◆ The task:
Your task is to copy the listing exactly, with the pictures left out.

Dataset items
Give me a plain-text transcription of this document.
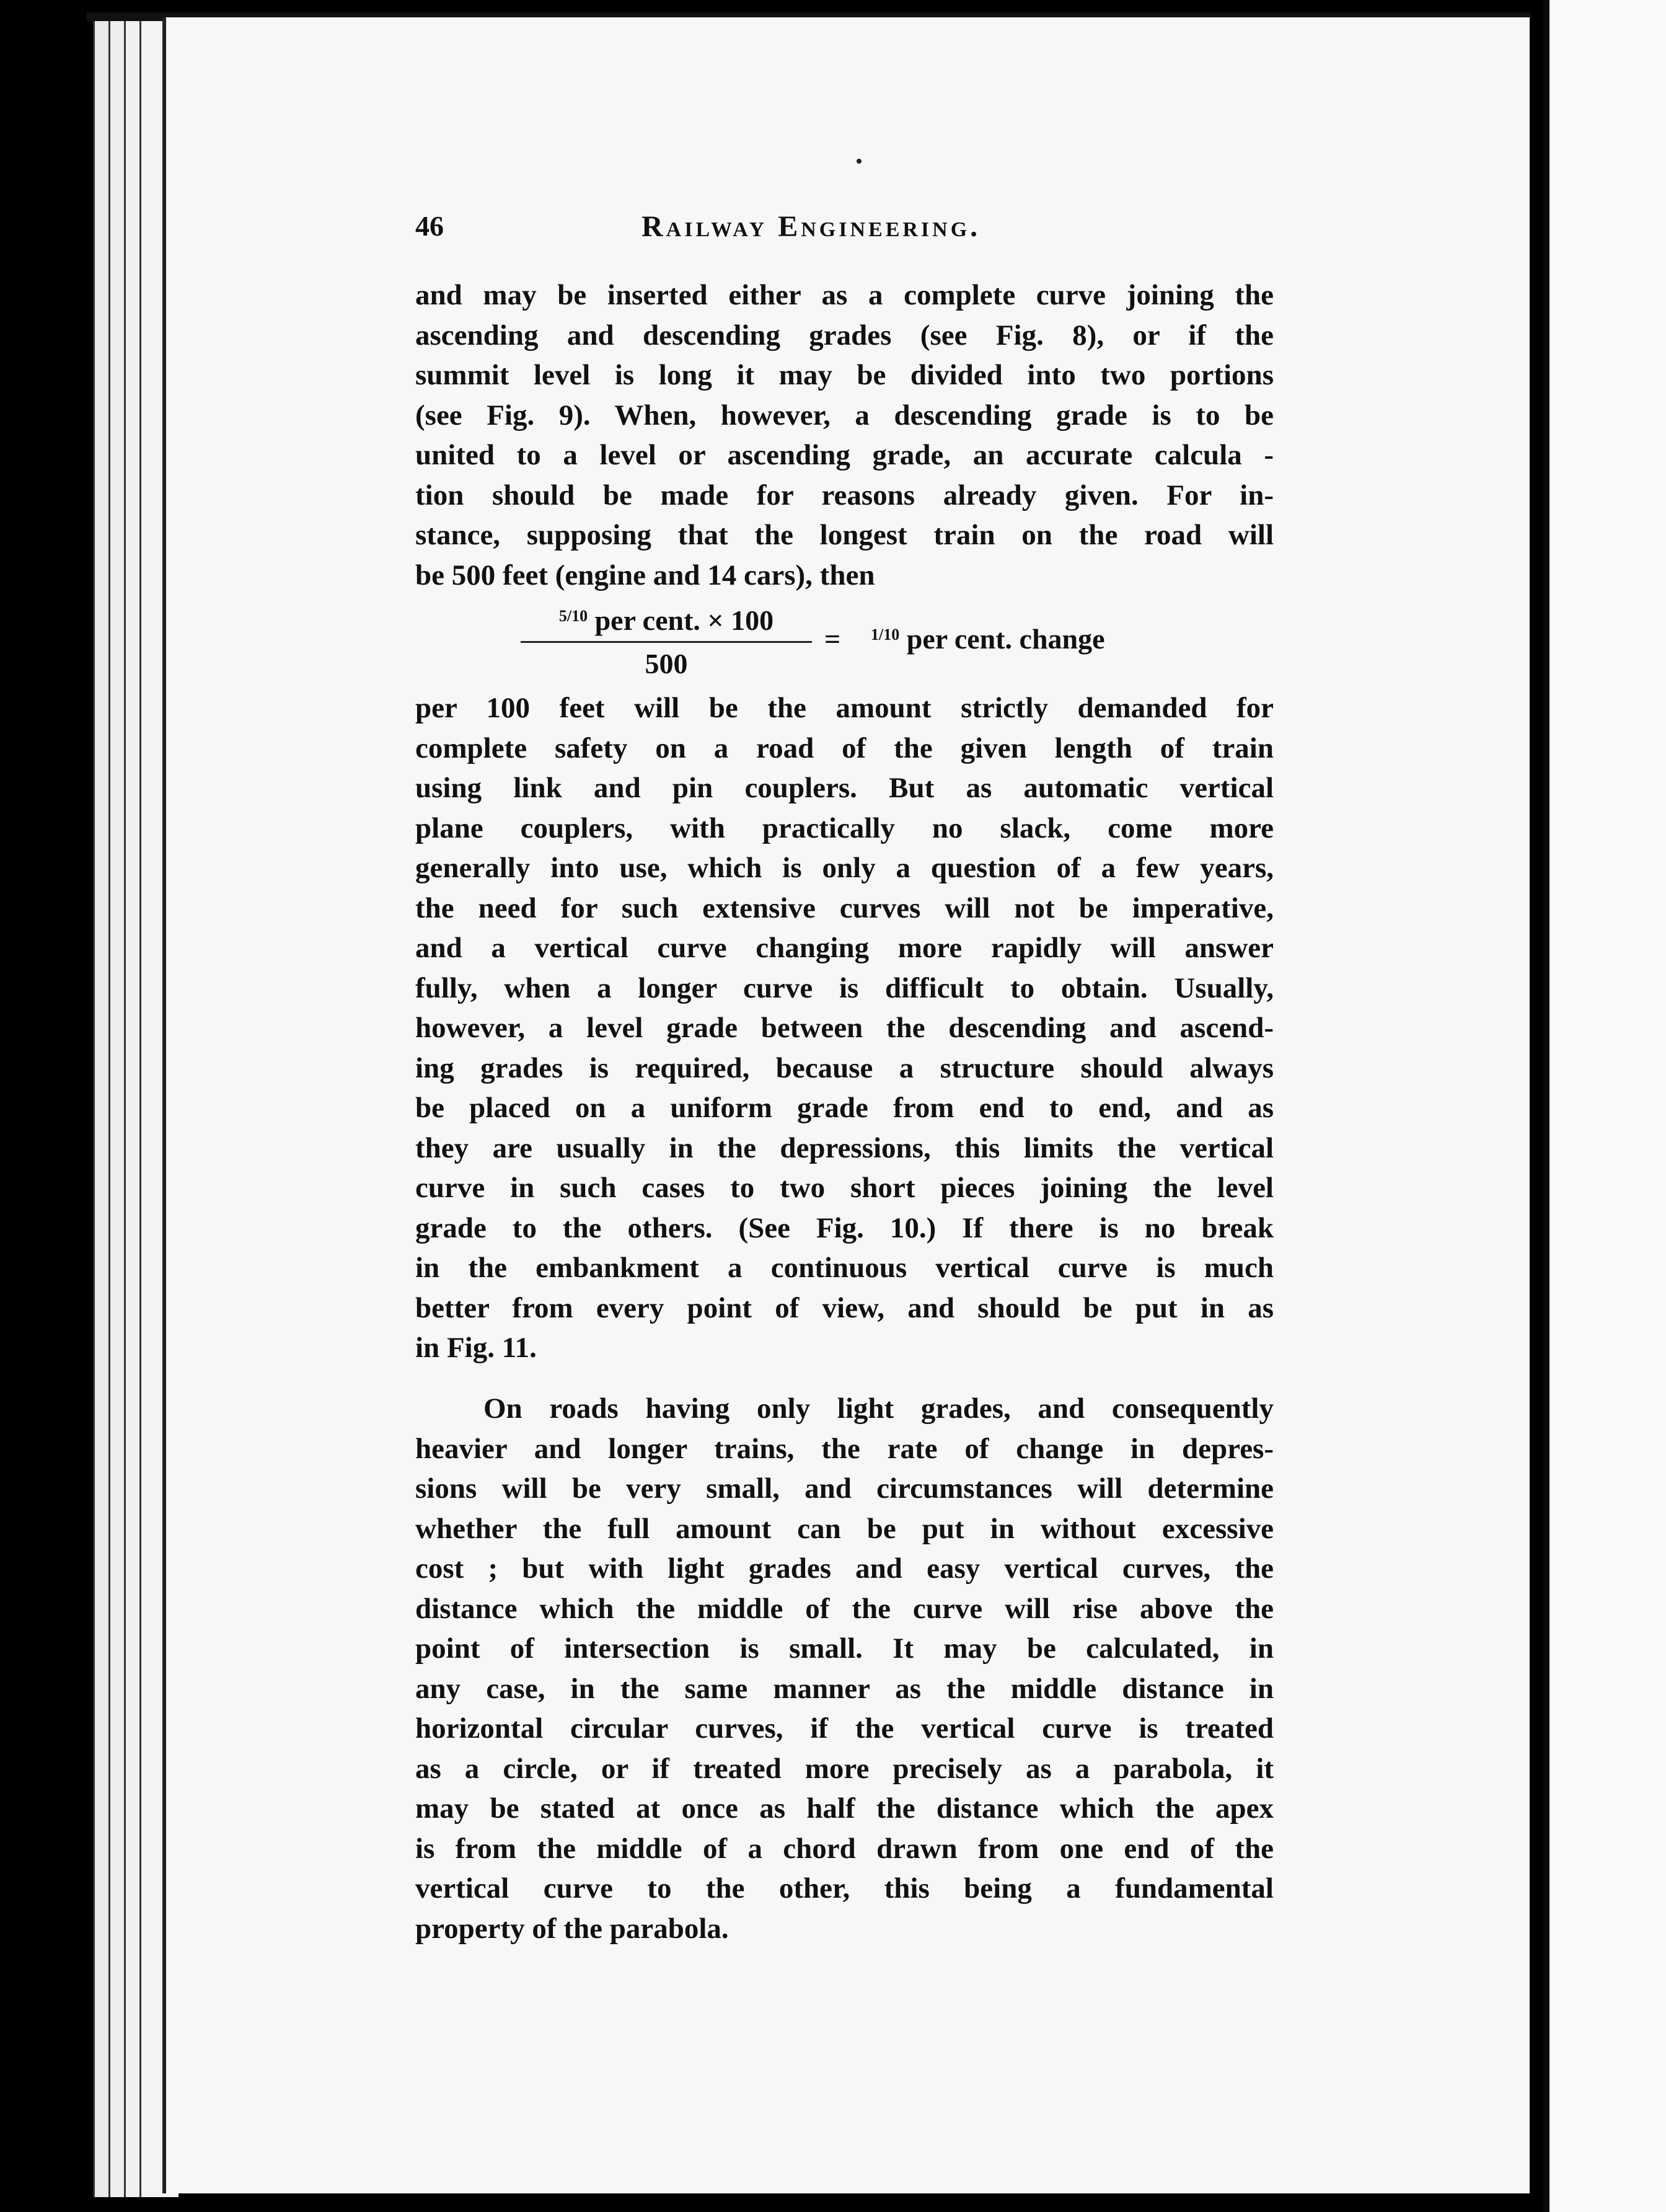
46	Railway Engineering.
and may be inserted either as a complete curve joining the
ascending and descending grades (see Fig. 8), or if the
summit level is long it may be divided into two portions
(see Fig. 9). When, however, a descending grade is to be
united to a level or ascending grade, an accurate calcula -
tion should be made for reasons already given. For in-
stance, supposing that the longest train on the road will
be 500 feet (engine and 14 cars), then
$^{5/10}$ per cent. × 100
500
= $^{1/10}$ per cent. change
per 100 feet will be the amount strictly demanded for
complete safety on a road of the given length of train
using link and pin couplers. But as automatic vertical
plane couplers, with practically no slack, come more
generally into use, which is only a question of a few years,
the need for such extensive curves will not be imperative,
and a vertical curve changing more rapidly will answer
fully, when a longer curve is difficult to obtain. Usually,
however, a level grade between the descending and ascend-
ing grades is required, because a structure should always
be placed on a uniform grade from end to end, and as
they are usually in the depressions, this limits the vertical
curve in such cases to two short pieces joining the level
grade to the others. (See Fig. 10.) If there is no break
in the embankment a continuous vertical curve is much
better from every point of view, and should be put in as
in Fig. 11.
On roads having only light grades, and consequently
heavier and longer trains, the rate of change in depres-
sions will be very small, and circumstances will determine
whether the full amount can be put in without excessive
cost ; but with light grades and easy vertical curves, the
distance which the middle of the curve will rise above the
point of intersection is small. It may be calculated, in
any case, in the same manner as the middle distance in
horizontal circular curves, if the vertical curve is treated
as a circle, or if treated more precisely as a parabola, it
may be stated at once as half the distance which the apex
is from the middle of a chord drawn from one end of the
vertical curve to the other, this being a fundamental
property of the parabola.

◆ Exercise result:
Give me a plain-text transcription of this document.
46	Railway Engineering.
and may be inserted either as a complete curve joining the
ascending and descending grades (see Fig. 8), or if the
summit level is long it may be divided into two portions
(see Fig. 9). When, however, a descending grade is to be
united to a level or ascending grade, an accurate calcula -
tion should be made for reasons already given. For in-
stance, supposing that the longest train on the road will
be 500 feet (engine and 14 cars), then
$^{5/10}$ per cent. × 100
500
= $^{1/10}$ per cent. change
per 100 feet will be the amount strictly demanded for
complete safety on a road of the given length of train
using link and pin couplers. But as automatic vertical
plane couplers, with practically no slack, come more
generally into use, which is only a question of a few years,
the need for such extensive curves will not be imperative,
and a vertical curve changing more rapidly will answer
fully, when a longer curve is difficult to obtain. Usually,
however, a level grade between the descending and ascend-
ing grades is required, because a structure should always
be placed on a uniform grade from end to end, and as
they are usually in the depressions, this limits the vertical
curve in such cases to two short pieces joining the level
grade to the others. (See Fig. 10.) If there is no break
in the embankment a continuous vertical curve is much
better from every point of view, and should be put in as
in Fig. 11.
On roads having only light grades, and consequently
heavier and longer trains, the rate of change in depres-
sions will be very small, and circumstances will determine
whether the full amount can be put in without excessive
cost ; but with light grades and easy vertical curves, the
distance which the middle of the curve will rise above the
point of intersection is small. It may be calculated, in
any case, in the same manner as the middle distance in
horizontal circular curves, if the vertical curve is treated
as a circle, or if treated more precisely as a parabola, it
may be stated at once as half the distance which the apex
is from the middle of a chord drawn from one end of the
vertical curve to the other, this being a fundamental
property of the parabola.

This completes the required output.